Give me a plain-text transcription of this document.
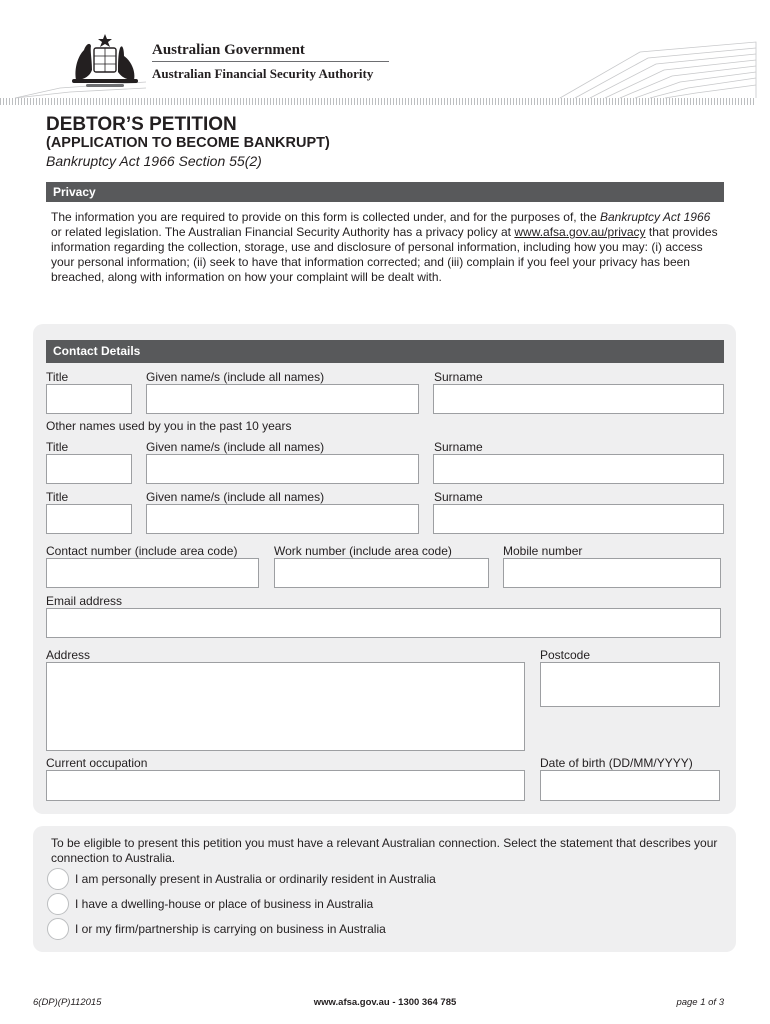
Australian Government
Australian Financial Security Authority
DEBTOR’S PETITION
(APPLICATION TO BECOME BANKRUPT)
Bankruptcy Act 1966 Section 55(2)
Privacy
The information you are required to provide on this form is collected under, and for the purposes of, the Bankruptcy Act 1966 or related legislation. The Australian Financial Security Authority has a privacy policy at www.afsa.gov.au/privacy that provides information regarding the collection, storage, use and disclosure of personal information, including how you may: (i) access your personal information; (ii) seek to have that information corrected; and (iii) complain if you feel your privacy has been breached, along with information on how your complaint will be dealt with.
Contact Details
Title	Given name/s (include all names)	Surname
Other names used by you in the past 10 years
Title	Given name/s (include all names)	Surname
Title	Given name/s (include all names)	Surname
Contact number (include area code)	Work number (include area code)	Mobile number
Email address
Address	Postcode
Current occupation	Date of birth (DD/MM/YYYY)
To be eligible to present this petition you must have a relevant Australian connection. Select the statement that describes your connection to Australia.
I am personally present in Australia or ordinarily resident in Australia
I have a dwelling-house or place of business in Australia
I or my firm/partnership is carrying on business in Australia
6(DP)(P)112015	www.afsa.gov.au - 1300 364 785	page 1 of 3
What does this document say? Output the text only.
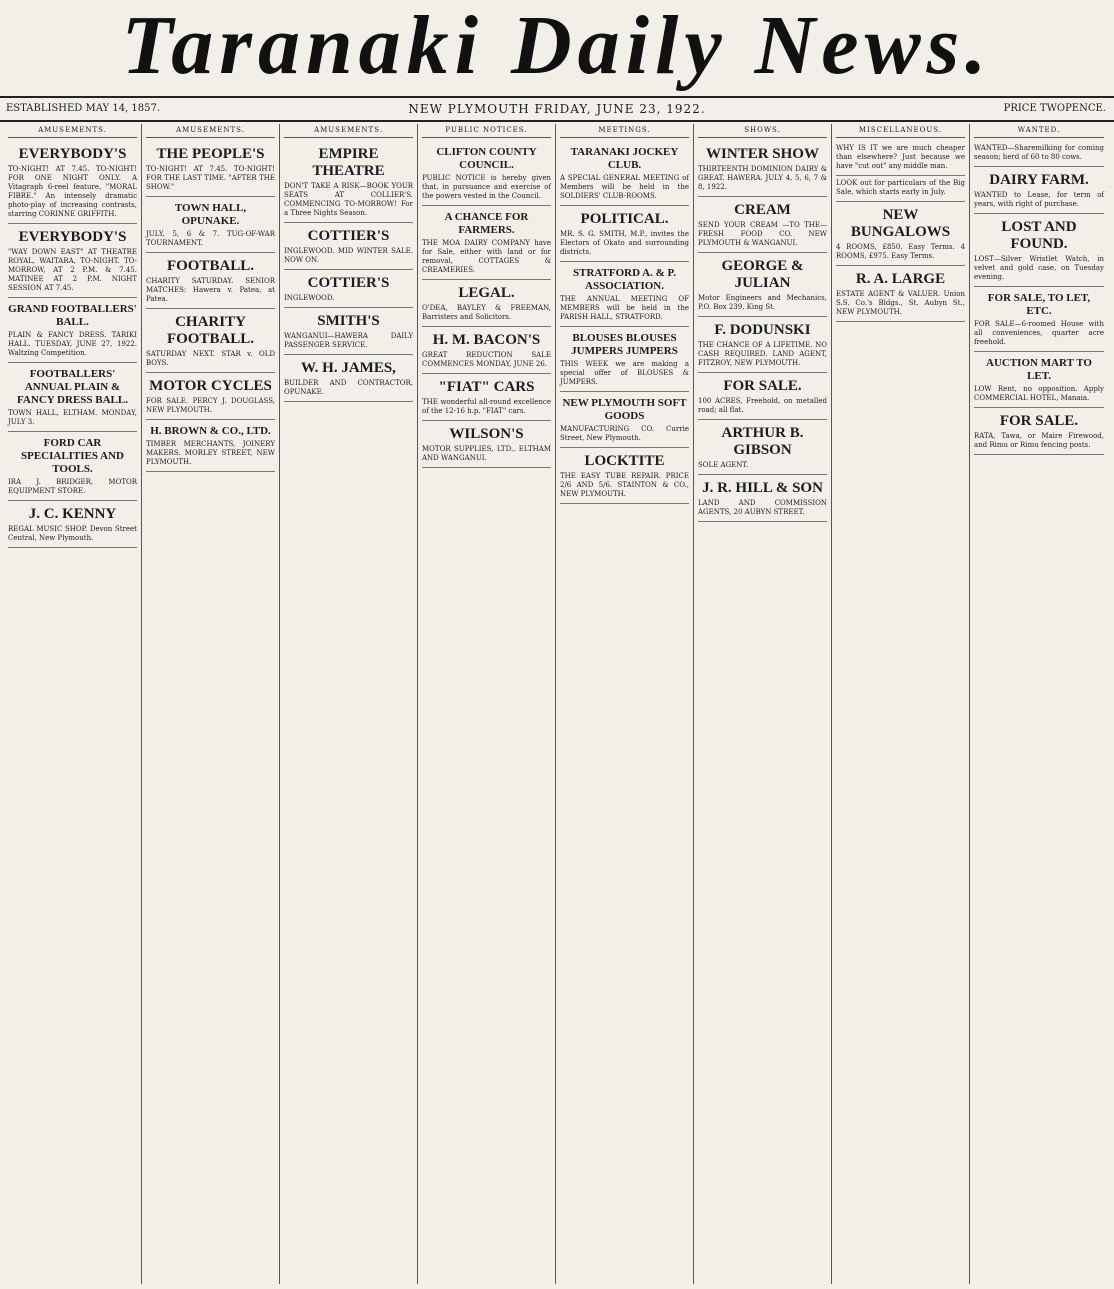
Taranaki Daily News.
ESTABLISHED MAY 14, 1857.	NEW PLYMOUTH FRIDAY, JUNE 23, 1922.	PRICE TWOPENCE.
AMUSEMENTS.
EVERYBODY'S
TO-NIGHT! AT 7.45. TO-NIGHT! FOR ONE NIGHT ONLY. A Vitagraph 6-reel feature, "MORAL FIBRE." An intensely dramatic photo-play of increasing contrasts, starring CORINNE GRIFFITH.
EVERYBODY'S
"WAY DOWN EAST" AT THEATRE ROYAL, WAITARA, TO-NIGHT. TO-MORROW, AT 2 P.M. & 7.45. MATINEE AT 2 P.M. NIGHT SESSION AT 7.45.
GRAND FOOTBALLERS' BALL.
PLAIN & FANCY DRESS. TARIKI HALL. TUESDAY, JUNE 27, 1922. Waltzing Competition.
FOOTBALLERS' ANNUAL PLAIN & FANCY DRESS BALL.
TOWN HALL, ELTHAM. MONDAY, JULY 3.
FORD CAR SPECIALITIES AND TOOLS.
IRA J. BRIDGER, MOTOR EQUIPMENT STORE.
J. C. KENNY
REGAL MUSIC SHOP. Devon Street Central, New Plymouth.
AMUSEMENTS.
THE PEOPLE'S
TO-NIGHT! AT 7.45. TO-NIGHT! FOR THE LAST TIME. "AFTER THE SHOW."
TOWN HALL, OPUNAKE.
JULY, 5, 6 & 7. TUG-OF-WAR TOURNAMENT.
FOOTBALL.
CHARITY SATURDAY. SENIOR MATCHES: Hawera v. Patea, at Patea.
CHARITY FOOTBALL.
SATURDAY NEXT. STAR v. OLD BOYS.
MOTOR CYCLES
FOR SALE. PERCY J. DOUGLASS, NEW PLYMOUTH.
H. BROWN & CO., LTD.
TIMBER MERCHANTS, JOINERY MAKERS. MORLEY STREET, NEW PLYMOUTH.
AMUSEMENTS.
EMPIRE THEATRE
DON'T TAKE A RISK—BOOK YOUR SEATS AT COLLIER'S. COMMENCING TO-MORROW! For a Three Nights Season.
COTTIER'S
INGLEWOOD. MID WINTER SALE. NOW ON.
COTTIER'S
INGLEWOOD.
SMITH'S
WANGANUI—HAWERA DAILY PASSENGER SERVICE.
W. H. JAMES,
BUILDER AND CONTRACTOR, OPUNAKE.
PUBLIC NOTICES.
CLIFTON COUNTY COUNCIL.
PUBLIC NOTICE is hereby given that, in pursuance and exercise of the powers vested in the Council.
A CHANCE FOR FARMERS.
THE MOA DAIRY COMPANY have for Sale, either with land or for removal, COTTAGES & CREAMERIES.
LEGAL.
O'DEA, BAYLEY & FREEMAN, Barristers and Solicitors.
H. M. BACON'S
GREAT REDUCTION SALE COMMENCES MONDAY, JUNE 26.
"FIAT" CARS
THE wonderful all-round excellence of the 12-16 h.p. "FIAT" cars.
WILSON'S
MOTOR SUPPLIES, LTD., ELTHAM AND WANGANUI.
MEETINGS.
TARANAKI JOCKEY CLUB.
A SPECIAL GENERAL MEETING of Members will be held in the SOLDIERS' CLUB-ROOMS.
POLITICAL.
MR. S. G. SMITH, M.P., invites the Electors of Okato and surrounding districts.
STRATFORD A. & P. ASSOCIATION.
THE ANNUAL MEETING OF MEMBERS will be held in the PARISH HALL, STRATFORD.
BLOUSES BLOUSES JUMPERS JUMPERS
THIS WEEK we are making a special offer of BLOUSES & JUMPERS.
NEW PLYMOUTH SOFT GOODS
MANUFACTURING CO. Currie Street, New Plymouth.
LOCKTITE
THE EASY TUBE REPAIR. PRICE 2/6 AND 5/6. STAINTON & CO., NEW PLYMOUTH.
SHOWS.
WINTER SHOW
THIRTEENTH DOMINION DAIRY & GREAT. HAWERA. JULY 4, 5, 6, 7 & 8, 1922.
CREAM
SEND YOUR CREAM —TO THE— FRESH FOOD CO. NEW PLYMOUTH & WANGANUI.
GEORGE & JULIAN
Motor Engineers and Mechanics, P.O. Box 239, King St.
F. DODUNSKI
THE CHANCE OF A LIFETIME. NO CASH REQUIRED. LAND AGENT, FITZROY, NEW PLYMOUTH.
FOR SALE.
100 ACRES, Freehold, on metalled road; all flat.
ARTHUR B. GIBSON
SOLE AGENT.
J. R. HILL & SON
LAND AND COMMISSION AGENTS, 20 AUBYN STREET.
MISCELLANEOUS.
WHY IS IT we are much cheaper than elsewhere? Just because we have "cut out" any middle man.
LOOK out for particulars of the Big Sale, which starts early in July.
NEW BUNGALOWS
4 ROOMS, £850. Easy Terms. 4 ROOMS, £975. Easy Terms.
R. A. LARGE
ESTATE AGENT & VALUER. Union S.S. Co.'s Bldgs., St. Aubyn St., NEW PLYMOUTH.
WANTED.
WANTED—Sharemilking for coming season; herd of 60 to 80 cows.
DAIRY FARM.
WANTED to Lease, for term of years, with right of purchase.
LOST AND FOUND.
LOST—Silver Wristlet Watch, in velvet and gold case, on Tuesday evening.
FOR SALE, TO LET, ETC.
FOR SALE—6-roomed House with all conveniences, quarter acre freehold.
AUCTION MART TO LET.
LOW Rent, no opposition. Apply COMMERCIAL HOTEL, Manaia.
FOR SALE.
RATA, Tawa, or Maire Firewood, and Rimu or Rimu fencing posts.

» **WHAT YOU SHOULD DO**: Extract every line that has the string "ROOMS" in it.

» **RESULT FOR THIS TASK**:
A SPECIAL GENERAL MEETING of Members will be held in the SOLDIERS' CLUB-ROOMS.
4 ROOMS, £850. Easy Terms. 4 ROOMS, £975. Easy Terms.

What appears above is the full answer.